### TASK GOAL:
Determine which lines contain the word "this", then copy those lines.

Recorded data
──────────
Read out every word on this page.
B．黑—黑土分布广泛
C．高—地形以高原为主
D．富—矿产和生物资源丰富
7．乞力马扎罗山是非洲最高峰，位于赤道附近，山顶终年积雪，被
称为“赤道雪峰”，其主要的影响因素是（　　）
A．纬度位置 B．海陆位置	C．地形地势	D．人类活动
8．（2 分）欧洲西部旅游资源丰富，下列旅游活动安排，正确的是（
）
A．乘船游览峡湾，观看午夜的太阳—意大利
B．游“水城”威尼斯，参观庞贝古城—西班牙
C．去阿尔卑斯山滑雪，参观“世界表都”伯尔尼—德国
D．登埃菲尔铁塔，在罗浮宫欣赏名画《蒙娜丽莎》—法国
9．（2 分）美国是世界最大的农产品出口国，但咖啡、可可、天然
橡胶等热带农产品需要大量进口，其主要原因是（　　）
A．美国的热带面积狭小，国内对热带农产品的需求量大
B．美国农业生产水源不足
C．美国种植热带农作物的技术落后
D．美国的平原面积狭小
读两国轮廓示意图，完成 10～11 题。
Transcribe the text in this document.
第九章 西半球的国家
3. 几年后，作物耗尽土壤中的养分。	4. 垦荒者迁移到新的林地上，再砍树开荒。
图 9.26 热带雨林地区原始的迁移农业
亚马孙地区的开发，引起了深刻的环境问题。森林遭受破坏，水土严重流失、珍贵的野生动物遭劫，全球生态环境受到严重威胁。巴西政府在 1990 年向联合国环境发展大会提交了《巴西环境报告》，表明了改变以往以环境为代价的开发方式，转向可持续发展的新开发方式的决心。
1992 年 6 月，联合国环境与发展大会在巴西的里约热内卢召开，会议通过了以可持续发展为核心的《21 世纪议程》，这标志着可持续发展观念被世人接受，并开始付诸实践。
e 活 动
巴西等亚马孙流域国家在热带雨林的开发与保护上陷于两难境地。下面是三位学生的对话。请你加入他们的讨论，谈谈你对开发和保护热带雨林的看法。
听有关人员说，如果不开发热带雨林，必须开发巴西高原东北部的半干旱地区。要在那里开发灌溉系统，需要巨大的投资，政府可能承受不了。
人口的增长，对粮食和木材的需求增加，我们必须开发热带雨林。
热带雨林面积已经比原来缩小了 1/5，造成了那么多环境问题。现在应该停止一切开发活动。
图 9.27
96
──────────
### EXPECTED ANSWER:
Read out every word on this page.
Transcribe the text in this document.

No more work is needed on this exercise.